(REQUIRED WORK): Which lines in the entries below contain the word "rezeki"? Copy each of those lines in full.

** start RECORDS TO PROCESS **

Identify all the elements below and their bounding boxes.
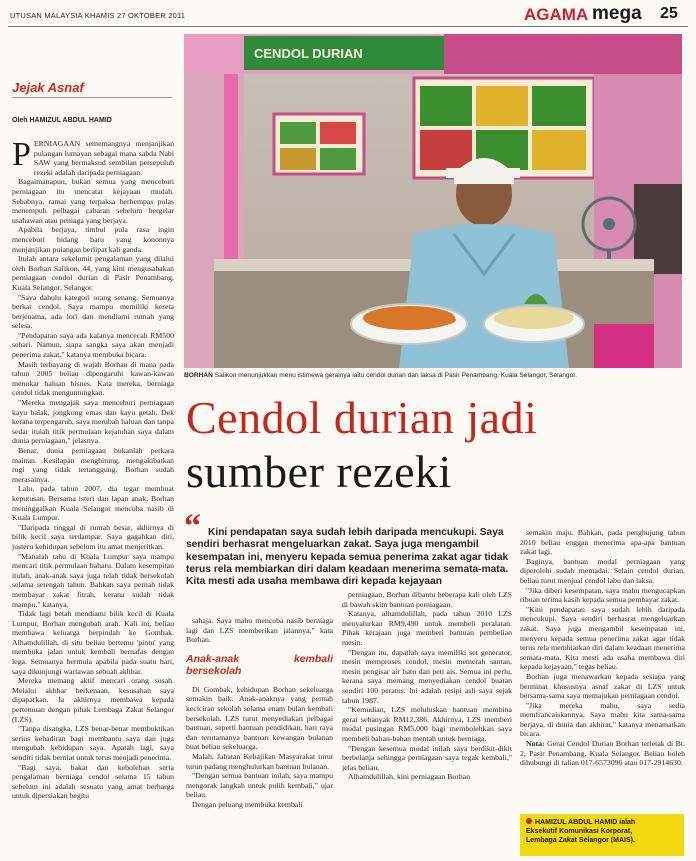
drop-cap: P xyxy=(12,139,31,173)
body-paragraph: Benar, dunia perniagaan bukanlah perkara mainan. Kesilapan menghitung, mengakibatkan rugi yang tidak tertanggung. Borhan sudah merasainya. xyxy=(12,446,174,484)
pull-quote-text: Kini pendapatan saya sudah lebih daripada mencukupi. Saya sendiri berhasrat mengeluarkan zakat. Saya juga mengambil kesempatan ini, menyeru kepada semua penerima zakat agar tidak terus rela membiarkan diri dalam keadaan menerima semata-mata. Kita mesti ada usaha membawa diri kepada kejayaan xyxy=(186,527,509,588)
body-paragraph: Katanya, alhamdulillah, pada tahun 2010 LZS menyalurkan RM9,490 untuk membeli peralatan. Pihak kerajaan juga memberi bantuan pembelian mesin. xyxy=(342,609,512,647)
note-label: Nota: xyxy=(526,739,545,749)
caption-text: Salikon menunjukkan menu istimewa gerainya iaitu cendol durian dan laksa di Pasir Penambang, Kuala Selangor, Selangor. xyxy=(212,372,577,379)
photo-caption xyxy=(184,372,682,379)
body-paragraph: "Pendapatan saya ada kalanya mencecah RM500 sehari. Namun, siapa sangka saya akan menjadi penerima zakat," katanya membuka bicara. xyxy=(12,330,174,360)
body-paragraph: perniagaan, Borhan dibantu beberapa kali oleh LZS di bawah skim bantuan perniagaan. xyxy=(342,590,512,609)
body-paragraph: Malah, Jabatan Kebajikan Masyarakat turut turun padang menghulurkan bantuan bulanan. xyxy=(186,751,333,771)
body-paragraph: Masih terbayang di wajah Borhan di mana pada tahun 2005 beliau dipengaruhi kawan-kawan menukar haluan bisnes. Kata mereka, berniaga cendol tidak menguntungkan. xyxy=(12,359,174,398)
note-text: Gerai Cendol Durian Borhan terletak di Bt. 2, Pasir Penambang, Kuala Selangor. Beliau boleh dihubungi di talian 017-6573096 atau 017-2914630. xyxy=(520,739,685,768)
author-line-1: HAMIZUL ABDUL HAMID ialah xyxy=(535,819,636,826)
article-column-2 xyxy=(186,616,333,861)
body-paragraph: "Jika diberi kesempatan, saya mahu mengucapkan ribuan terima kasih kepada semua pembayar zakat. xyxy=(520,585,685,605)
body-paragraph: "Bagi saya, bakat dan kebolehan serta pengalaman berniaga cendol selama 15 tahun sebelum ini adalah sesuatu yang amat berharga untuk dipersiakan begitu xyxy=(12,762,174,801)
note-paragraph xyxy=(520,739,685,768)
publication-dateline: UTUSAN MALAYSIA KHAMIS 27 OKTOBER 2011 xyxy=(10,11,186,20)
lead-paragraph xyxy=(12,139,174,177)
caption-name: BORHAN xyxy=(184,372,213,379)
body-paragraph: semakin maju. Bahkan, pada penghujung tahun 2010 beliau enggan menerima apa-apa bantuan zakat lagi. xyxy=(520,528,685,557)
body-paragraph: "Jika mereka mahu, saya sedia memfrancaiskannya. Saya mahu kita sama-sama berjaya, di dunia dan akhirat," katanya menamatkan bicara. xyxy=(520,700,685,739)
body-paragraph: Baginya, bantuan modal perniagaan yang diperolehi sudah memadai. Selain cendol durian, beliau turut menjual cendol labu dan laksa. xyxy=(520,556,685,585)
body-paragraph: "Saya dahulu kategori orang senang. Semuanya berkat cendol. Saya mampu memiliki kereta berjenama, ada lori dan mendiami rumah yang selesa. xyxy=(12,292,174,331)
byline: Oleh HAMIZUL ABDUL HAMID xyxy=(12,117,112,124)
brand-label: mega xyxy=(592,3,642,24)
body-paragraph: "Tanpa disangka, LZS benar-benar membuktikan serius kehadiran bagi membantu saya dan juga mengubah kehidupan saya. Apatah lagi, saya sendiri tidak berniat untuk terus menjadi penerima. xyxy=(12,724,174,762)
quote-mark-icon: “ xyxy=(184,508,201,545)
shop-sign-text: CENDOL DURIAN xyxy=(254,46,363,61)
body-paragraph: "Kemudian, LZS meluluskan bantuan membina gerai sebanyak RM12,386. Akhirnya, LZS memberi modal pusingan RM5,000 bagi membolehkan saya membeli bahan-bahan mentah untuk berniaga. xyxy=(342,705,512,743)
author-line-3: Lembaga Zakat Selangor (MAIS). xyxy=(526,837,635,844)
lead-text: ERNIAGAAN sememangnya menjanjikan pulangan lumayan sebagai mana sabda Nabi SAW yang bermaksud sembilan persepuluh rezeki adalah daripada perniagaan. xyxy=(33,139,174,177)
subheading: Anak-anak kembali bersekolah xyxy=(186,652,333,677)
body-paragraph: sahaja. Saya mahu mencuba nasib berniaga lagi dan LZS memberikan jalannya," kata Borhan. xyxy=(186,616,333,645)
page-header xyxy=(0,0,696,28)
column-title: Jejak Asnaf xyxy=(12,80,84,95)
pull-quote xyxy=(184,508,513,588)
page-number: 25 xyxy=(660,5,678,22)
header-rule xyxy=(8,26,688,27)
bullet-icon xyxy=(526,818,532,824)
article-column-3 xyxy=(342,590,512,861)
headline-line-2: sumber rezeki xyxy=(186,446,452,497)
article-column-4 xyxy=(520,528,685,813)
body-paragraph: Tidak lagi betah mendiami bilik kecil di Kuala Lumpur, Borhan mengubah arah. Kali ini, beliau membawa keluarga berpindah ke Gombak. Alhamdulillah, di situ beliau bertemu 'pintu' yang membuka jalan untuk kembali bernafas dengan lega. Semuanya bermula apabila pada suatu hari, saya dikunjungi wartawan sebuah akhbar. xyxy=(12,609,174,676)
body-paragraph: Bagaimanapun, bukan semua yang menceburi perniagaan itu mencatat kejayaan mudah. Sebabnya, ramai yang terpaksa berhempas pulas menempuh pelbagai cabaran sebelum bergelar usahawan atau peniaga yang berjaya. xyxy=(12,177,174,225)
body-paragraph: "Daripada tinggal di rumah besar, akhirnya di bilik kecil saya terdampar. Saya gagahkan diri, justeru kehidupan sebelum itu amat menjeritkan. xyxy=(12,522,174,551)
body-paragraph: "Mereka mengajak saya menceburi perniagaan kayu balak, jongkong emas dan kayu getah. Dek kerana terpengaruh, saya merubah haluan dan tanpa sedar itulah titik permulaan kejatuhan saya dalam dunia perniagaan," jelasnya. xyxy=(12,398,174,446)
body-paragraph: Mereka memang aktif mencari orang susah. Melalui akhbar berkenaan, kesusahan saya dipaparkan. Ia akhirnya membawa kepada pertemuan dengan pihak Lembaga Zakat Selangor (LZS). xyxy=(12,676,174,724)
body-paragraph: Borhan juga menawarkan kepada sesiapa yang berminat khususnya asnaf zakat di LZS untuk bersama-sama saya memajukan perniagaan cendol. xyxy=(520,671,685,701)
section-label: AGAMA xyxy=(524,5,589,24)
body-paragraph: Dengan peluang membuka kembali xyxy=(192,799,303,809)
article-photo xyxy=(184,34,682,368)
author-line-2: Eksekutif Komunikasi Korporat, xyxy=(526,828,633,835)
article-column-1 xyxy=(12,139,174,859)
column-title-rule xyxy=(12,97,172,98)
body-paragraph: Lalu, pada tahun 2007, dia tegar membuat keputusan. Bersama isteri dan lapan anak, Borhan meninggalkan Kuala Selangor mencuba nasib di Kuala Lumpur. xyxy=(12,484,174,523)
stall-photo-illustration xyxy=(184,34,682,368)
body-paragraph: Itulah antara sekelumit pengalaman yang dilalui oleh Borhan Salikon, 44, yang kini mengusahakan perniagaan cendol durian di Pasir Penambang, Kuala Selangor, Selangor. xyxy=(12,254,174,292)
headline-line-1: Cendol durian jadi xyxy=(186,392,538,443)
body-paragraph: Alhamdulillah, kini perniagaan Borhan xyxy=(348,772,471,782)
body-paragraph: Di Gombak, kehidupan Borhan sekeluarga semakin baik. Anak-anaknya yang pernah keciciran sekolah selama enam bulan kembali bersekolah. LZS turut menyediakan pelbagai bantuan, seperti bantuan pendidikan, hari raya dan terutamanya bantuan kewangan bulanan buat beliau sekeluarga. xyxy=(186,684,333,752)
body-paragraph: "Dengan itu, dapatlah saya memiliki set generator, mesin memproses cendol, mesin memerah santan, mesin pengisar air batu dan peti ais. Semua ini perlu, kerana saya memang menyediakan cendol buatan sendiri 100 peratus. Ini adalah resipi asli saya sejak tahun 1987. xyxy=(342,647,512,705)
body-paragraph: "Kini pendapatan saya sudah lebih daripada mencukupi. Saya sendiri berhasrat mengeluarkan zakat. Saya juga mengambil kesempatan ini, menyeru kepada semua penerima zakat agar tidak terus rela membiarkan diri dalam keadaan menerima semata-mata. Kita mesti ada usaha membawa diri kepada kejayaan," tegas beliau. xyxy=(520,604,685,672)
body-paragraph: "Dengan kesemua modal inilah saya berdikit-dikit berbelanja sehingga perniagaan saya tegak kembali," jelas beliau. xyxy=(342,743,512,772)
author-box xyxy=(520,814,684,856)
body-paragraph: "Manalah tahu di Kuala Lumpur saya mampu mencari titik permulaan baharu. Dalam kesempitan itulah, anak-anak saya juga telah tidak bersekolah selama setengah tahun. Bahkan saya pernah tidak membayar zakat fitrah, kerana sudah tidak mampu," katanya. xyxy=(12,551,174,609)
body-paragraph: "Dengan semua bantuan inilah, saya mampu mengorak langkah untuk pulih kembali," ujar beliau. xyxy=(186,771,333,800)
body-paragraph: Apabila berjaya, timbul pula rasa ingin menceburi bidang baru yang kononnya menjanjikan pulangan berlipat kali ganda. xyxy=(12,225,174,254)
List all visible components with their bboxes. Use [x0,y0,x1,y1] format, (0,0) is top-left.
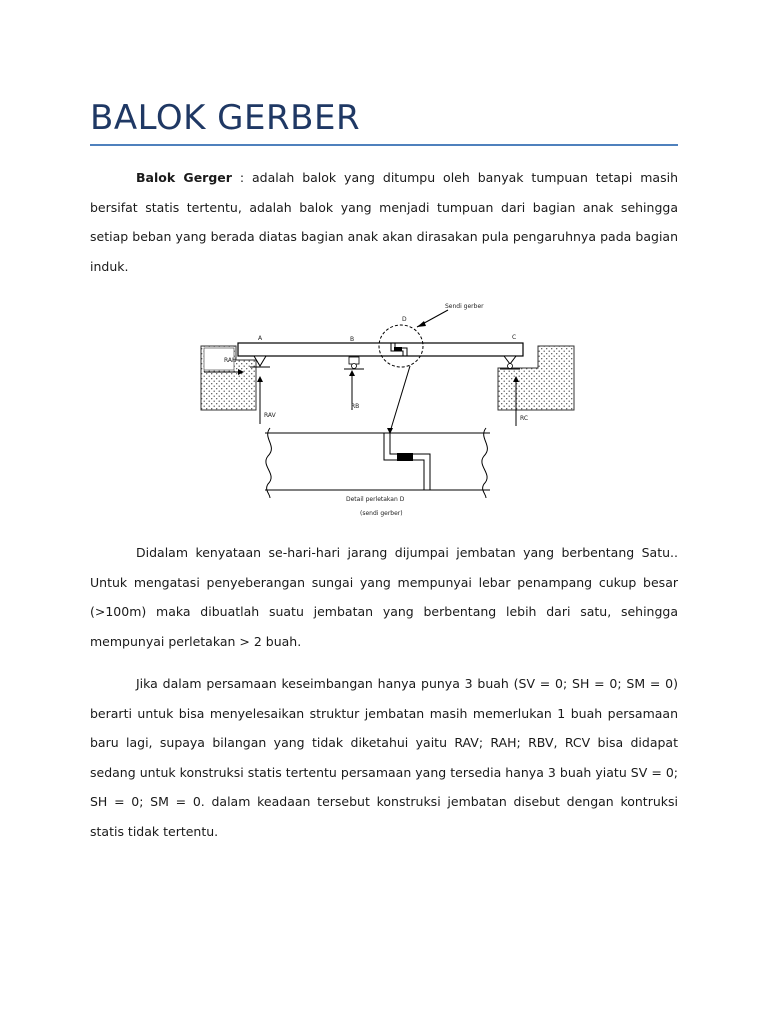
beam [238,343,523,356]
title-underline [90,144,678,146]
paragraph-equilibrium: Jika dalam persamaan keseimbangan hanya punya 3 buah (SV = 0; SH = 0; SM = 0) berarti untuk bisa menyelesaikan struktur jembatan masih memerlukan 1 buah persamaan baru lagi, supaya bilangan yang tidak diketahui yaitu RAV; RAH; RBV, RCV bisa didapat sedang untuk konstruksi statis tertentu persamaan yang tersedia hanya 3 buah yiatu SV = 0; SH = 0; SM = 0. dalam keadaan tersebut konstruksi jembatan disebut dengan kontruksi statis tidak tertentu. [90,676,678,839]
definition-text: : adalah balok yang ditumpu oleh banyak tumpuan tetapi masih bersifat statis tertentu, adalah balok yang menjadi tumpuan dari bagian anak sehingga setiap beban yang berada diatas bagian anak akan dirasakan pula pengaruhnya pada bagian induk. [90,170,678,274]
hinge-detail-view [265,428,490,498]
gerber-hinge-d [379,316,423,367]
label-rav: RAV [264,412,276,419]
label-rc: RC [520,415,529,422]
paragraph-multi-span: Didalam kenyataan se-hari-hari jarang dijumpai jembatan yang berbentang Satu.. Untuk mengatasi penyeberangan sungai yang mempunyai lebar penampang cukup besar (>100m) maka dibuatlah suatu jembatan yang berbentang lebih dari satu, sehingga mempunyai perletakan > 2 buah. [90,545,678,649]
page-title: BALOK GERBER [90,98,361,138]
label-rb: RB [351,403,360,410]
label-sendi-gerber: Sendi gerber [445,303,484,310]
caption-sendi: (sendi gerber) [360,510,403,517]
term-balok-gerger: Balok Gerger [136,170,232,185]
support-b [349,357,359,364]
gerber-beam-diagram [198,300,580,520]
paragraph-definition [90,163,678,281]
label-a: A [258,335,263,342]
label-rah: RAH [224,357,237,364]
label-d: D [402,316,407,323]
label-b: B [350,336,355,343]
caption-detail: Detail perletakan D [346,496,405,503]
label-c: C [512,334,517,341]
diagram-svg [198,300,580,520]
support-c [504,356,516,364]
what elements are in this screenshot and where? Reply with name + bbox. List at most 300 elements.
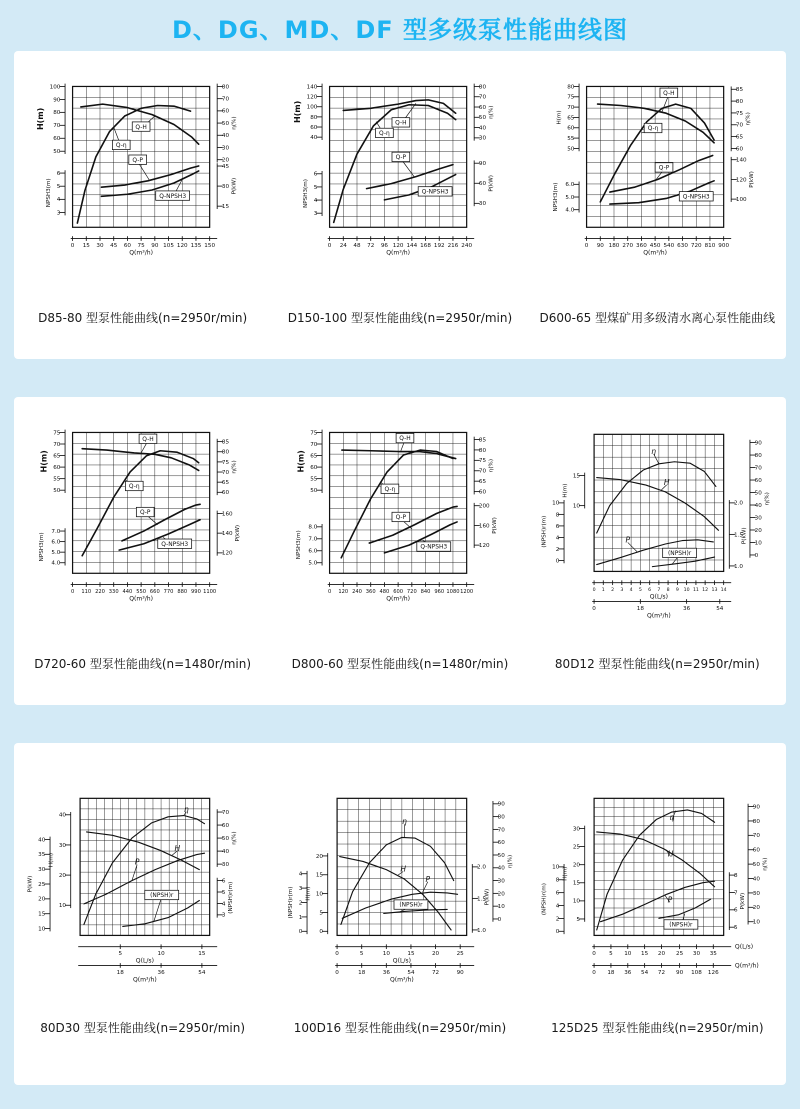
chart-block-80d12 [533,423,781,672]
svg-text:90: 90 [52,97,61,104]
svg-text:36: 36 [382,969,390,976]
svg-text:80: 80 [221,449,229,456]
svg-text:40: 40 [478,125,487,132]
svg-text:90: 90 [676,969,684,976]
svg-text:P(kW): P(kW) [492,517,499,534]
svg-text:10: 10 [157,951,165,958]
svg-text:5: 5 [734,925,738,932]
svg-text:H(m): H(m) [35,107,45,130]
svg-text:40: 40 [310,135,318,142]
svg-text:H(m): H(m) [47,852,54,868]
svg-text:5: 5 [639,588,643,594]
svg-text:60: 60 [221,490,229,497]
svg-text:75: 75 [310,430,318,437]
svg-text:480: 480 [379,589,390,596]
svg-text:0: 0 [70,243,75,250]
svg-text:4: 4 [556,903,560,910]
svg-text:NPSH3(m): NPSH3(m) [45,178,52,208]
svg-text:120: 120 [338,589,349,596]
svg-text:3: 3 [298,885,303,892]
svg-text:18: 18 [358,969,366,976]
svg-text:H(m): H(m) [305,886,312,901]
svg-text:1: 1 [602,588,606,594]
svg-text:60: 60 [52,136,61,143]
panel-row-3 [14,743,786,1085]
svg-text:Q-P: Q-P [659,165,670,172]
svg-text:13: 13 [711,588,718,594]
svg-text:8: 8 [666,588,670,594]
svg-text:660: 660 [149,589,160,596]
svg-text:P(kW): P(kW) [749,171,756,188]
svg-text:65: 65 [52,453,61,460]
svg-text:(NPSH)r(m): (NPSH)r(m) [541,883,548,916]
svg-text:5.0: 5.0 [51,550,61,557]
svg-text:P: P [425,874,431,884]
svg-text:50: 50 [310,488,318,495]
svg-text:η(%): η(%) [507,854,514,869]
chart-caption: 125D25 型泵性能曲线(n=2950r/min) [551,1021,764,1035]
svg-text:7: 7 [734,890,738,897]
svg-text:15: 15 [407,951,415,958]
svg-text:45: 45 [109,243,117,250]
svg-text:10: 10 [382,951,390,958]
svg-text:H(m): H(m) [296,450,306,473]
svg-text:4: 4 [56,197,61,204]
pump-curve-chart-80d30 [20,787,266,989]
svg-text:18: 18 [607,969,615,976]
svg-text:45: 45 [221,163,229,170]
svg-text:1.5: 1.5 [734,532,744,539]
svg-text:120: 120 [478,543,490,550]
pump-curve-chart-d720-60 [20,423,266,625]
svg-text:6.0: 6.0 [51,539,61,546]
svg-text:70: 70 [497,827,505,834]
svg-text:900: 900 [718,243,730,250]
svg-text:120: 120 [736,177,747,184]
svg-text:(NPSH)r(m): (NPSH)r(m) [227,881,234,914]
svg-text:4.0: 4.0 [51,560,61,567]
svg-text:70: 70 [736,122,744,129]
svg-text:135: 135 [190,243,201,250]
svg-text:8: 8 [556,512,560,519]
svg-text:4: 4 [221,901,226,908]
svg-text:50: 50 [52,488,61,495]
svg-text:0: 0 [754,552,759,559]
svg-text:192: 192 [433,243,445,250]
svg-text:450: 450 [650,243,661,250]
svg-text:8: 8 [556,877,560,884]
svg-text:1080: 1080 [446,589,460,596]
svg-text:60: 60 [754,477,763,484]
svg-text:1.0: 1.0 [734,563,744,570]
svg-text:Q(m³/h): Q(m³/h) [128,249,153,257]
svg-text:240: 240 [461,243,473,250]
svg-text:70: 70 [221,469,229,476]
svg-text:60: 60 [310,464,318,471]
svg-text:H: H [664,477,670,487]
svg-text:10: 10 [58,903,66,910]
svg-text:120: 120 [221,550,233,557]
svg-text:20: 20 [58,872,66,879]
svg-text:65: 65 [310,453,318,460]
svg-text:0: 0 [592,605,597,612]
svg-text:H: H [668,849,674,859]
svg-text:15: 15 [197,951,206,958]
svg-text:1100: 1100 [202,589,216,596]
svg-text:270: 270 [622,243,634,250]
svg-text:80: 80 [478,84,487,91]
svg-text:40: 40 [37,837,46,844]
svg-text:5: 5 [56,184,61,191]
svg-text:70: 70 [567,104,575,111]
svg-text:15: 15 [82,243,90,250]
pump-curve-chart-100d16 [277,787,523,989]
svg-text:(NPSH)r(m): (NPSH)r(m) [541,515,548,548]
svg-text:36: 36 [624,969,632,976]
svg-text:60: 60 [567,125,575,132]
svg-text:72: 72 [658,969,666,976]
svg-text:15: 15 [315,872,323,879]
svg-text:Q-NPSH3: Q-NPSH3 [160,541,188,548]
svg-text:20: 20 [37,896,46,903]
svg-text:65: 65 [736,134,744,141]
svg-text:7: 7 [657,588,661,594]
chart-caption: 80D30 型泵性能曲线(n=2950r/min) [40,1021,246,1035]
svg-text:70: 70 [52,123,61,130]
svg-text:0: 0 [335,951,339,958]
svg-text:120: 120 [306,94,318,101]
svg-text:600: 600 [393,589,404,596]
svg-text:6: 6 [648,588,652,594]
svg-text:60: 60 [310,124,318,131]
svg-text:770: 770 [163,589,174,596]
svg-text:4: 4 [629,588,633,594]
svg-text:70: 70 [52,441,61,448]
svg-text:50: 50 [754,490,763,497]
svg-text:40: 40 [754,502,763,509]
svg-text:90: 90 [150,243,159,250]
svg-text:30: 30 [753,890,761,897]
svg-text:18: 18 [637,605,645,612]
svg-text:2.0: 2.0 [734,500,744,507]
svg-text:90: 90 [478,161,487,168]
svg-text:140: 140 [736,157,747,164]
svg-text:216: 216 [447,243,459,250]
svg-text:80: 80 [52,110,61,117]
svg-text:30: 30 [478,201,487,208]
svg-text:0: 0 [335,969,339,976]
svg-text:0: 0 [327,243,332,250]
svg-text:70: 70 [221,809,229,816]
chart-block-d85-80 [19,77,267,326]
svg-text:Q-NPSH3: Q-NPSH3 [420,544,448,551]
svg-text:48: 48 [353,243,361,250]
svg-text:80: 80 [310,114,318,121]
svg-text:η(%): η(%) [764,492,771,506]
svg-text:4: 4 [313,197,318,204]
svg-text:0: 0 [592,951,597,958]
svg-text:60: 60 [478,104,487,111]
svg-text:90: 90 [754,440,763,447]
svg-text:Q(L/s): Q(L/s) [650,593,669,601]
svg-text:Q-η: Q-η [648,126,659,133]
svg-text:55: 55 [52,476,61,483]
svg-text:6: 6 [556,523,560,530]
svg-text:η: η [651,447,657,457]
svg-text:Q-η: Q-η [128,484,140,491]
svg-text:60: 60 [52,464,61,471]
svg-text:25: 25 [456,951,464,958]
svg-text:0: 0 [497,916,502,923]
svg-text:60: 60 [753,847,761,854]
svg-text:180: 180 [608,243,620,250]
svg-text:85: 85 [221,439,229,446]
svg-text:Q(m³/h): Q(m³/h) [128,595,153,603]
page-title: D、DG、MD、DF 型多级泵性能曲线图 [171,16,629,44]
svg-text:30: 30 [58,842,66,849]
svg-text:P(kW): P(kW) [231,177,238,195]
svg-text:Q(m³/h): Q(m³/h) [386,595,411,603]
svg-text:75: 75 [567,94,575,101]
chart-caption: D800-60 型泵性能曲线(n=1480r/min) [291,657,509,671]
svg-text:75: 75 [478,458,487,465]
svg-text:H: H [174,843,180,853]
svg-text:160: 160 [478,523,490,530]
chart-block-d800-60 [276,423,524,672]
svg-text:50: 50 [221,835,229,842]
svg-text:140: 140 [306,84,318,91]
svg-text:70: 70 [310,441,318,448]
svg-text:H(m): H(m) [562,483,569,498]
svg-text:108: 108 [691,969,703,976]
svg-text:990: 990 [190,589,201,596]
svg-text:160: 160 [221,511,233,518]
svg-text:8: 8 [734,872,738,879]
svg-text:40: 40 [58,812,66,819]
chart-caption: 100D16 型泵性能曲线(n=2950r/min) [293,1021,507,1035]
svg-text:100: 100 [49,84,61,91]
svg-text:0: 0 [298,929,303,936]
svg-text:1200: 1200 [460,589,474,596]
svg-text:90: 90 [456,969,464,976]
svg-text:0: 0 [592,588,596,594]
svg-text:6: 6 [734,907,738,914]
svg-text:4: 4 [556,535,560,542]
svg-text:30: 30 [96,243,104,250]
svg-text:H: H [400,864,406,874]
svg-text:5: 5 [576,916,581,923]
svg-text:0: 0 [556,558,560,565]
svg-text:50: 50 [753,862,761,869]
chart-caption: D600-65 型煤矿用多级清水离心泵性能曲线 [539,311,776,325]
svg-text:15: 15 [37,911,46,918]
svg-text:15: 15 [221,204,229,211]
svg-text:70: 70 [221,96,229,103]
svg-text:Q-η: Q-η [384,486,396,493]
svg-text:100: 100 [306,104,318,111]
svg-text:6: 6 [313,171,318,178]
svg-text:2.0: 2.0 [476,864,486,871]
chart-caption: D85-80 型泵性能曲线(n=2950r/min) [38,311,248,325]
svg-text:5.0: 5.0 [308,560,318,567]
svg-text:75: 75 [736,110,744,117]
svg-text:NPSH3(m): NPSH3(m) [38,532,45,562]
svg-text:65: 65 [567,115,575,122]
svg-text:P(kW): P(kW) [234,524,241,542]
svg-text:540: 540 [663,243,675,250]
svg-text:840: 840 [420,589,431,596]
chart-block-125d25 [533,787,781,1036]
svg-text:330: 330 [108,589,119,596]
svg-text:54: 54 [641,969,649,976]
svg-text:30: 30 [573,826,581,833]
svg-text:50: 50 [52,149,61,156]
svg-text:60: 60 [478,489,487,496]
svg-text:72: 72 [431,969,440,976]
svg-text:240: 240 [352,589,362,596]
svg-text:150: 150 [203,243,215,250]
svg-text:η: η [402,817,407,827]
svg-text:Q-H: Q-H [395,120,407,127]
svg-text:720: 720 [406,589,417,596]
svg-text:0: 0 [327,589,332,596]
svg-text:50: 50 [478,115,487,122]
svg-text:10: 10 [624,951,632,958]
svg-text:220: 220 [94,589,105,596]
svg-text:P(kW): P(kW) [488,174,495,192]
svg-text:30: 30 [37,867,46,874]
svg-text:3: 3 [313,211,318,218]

** end RECORDS TO PROCESS **

(EXERCISE RESPONSE):
lead-text: ERNIAGAAN sememangnya menjanjikan pulangan lumayan sebagai mana sabda Nabi SAW yang bermaksud sembilan persepuluh rezeki adalah daripada perniagaan. xyxy=(33,139,174,177)
headline-line-2: sumber rezeki xyxy=(186,446,452,497)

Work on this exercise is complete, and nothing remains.